- _TASK_
Copy all the entries below exactly, but not the pictures.

- _RECORDS SHOWN_
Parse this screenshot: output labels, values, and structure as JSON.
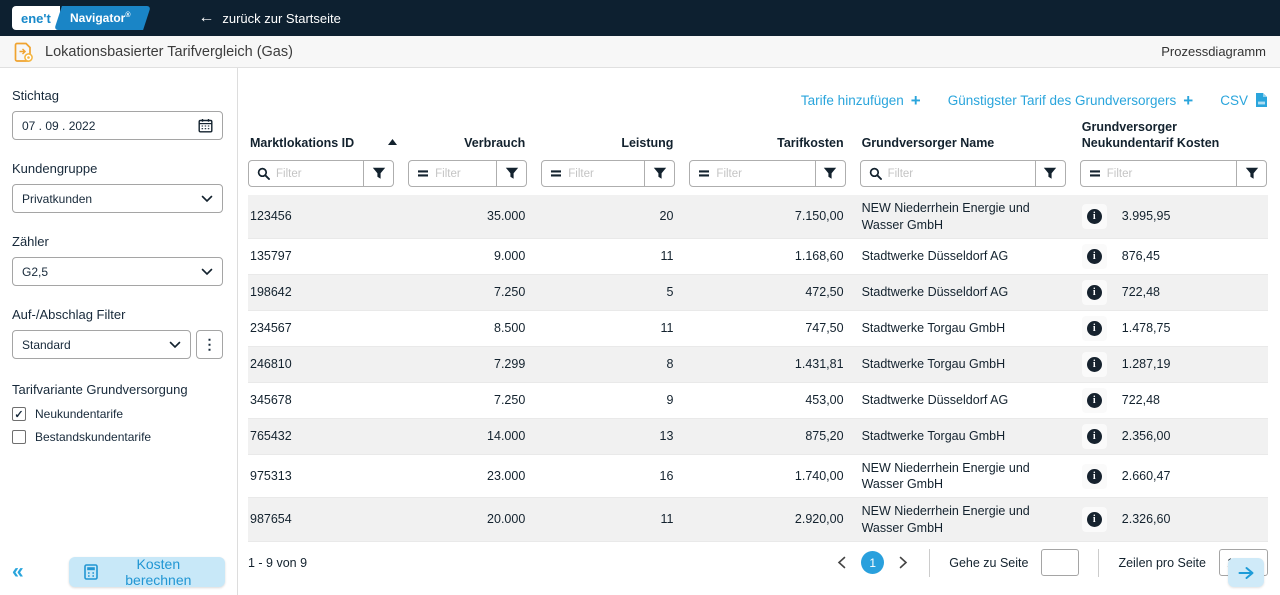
{
  "topbar": {
    "logo_primary": "ene't",
    "logo_secondary": "Navigator",
    "logo_mark": "®",
    "back_label": "zurück zur Startseite"
  },
  "header": {
    "title": "Lokationsbasierter Tarifvergleich (Gas)",
    "right_link": "Prozessdiagramm"
  },
  "sidebar": {
    "stichtag": {
      "label": "Stichtag",
      "value": "07 . 09 . 2022"
    },
    "kundengruppe": {
      "label": "Kundengruppe",
      "value": "Privatkunden"
    },
    "zaehler": {
      "label": "Zähler",
      "value": "G2,5"
    },
    "aufabschlag": {
      "label": "Auf-/Abschlag Filter",
      "value": "Standard"
    },
    "tarifvariante": {
      "label": "Tarifvariante Grundversorgung",
      "options": [
        {
          "label": "Neukundentarife",
          "checked": true
        },
        {
          "label": "Bestandskundentarife",
          "checked": false
        }
      ]
    },
    "calculate_label": "Kosten berechnen",
    "collapse_glyph": "«"
  },
  "actions": {
    "add_tariffs": "Tarife hinzufügen",
    "cheapest_tariff": "Günstigster Tarif des Grundversorgers",
    "csv": "CSV"
  },
  "table": {
    "filter_placeholder": "Filter",
    "columns": [
      {
        "key": "id",
        "label": "Marktlokations ID",
        "align": "left",
        "filter_icon": "search",
        "sorted": "asc"
      },
      {
        "key": "verbrauch",
        "label": "Verbrauch",
        "align": "right",
        "filter_icon": "eq"
      },
      {
        "key": "leistung",
        "label": "Leistung",
        "align": "right",
        "filter_icon": "eq"
      },
      {
        "key": "tarifkosten",
        "label": "Tarifkosten",
        "align": "right",
        "filter_icon": "eq"
      },
      {
        "key": "name",
        "label": "Grundversorger Name",
        "align": "left",
        "filter_icon": "search"
      },
      {
        "key": "kosten",
        "label": "Grundversorger Neukundentarif Kosten",
        "align": "left",
        "filter_icon": "eq"
      }
    ],
    "rows": [
      {
        "id": "123456",
        "verbrauch": "35.000",
        "leistung": "20",
        "tarifkosten": "7.150,00",
        "name": "NEW Niederrhein Energie und Wasser GmbH",
        "kosten": "3.995,95"
      },
      {
        "id": "135797",
        "verbrauch": "9.000",
        "leistung": "11",
        "tarifkosten": "1.168,60",
        "name": "Stadtwerke Düsseldorf AG",
        "kosten": "876,45"
      },
      {
        "id": "198642",
        "verbrauch": "7.250",
        "leistung": "5",
        "tarifkosten": "472,50",
        "name": "Stadtwerke Düsseldorf AG",
        "kosten": "722,48"
      },
      {
        "id": "234567",
        "verbrauch": "8.500",
        "leistung": "11",
        "tarifkosten": "747,50",
        "name": "Stadtwerke Torgau GmbH",
        "kosten": "1.478,75"
      },
      {
        "id": "246810",
        "verbrauch": "7.299",
        "leistung": "8",
        "tarifkosten": "1.431,81",
        "name": "Stadtwerke Torgau GmbH",
        "kosten": "1.287,19"
      },
      {
        "id": "345678",
        "verbrauch": "7.250",
        "leistung": "9",
        "tarifkosten": "453,00",
        "name": "Stadtwerke Düsseldorf AG",
        "kosten": "722,48"
      },
      {
        "id": "765432",
        "verbrauch": "14.000",
        "leistung": "13",
        "tarifkosten": "875,20",
        "name": "Stadtwerke Torgau GmbH",
        "kosten": "2.356,00"
      },
      {
        "id": "975313",
        "verbrauch": "23.000",
        "leistung": "16",
        "tarifkosten": "1.740,00",
        "name": "NEW Niederrhein Energie und Wasser GmbH",
        "kosten": "2.660,47"
      },
      {
        "id": "987654",
        "verbrauch": "20.000",
        "leistung": "11",
        "tarifkosten": "2.920,00",
        "name": "NEW Niederrhein Energie und Wasser GmbH",
        "kosten": "2.326,60"
      }
    ]
  },
  "pagination": {
    "range_text": "1 - 9 von 9",
    "current_page": "1",
    "goto_label": "Gehe zu Seite",
    "rows_per_page_label": "Zeilen pro Seite",
    "rows_per_page_value": "10"
  },
  "colors": {
    "topbar_bg": "#0d2030",
    "accent_blue": "#2aa5dc",
    "button_light_blue": "#c8e8f8",
    "row_stripe": "#f1f1f1",
    "text_dark": "#13222e",
    "doc_icon_orange": "#f0a32f"
  }
}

- _TASK OUTPUT_
Parse this screenshot: output labels, values, and structure as JSON.
{
  "topbar": {
    "logo_primary": "ene't",
    "logo_secondary": "Navigator",
    "logo_mark": "®",
    "back_label": "zurück zur Startseite"
  },
  "header": {
    "title": "Lokationsbasierter Tarifvergleich (Gas)",
    "right_link": "Prozessdiagramm"
  },
  "sidebar": {
    "stichtag": {
      "label": "Stichtag",
      "value": "07 . 09 . 2022"
    },
    "kundengruppe": {
      "label": "Kundengruppe",
      "value": "Privatkunden"
    },
    "zaehler": {
      "label": "Zähler",
      "value": "G2,5"
    },
    "aufabschlag": {
      "label": "Auf-/Abschlag Filter",
      "value": "Standard"
    },
    "tarifvariante": {
      "label": "Tarifvariante Grundversorgung",
      "options": [
        {
          "label": "Neukundentarife",
          "checked": true
        },
        {
          "label": "Bestandskundentarife",
          "checked": false
        }
      ]
    },
    "calculate_label": "Kosten berechnen",
    "collapse_glyph": "«"
  },
  "actions": {
    "add_tariffs": "Tarife hinzufügen",
    "cheapest_tariff": "Günstigster Tarif des Grundversorgers",
    "csv": "CSV"
  },
  "table": {
    "filter_placeholder": "Filter",
    "columns": [
      {
        "key": "id",
        "label": "Marktlokations ID",
        "align": "left",
        "filter_icon": "search",
        "sorted": "asc"
      },
      {
        "key": "verbrauch",
        "label": "Verbrauch",
        "align": "right",
        "filter_icon": "eq"
      },
      {
        "key": "leistung",
        "label": "Leistung",
        "align": "right",
        "filter_icon": "eq"
      },
      {
        "key": "tarifkosten",
        "label": "Tarifkosten",
        "align": "right",
        "filter_icon": "eq"
      },
      {
        "key": "name",
        "label": "Grundversorger Name",
        "align": "left",
        "filter_icon": "search"
      },
      {
        "key": "kosten",
        "label": "Grundversorger Neukundentarif Kosten",
        "align": "left",
        "filter_icon": "eq"
      }
    ],
    "rows": [
      {
        "id": "123456",
        "verbrauch": "35.000",
        "leistung": "20",
        "tarifkosten": "7.150,00",
        "name": "NEW Niederrhein Energie und Wasser GmbH",
        "kosten": "3.995,95"
      },
      {
        "id": "135797",
        "verbrauch": "9.000",
        "leistung": "11",
        "tarifkosten": "1.168,60",
        "name": "Stadtwerke Düsseldorf AG",
        "kosten": "876,45"
      },
      {
        "id": "198642",
        "verbrauch": "7.250",
        "leistung": "5",
        "tarifkosten": "472,50",
        "name": "Stadtwerke Düsseldorf AG",
        "kosten": "722,48"
      },
      {
        "id": "234567",
        "verbrauch": "8.500",
        "leistung": "11",
        "tarifkosten": "747,50",
        "name": "Stadtwerke Torgau GmbH",
        "kosten": "1.478,75"
      },
      {
        "id": "246810",
        "verbrauch": "7.299",
        "leistung": "8",
        "tarifkosten": "1.431,81",
        "name": "Stadtwerke Torgau GmbH",
        "kosten": "1.287,19"
      },
      {
        "id": "345678",
        "verbrauch": "7.250",
        "leistung": "9",
        "tarifkosten": "453,00",
        "name": "Stadtwerke Düsseldorf AG",
        "kosten": "722,48"
      },
      {
        "id": "765432",
        "verbrauch": "14.000",
        "leistung": "13",
        "tarifkosten": "875,20",
        "name": "Stadtwerke Torgau GmbH",
        "kosten": "2.356,00"
      },
      {
        "id": "975313",
        "verbrauch": "23.000",
        "leistung": "16",
        "tarifkosten": "1.740,00",
        "name": "NEW Niederrhein Energie und Wasser GmbH",
        "kosten": "2.660,47"
      },
      {
        "id": "987654",
        "verbrauch": "20.000",
        "leistung": "11",
        "tarifkosten": "2.920,00",
        "name": "NEW Niederrhein Energie und Wasser GmbH",
        "kosten": "2.326,60"
      }
    ]
  },
  "pagination": {
    "range_text": "1 - 9 von 9",
    "current_page": "1",
    "goto_label": "Gehe zu Seite",
    "rows_per_page_label": "Zeilen pro Seite",
    "rows_per_page_value": "10"
  },
  "colors": {
    "topbar_bg": "#0d2030",
    "accent_blue": "#2aa5dc",
    "button_light_blue": "#c8e8f8",
    "row_stripe": "#f1f1f1",
    "text_dark": "#13222e",
    "doc_icon_orange": "#f0a32f"
  }
}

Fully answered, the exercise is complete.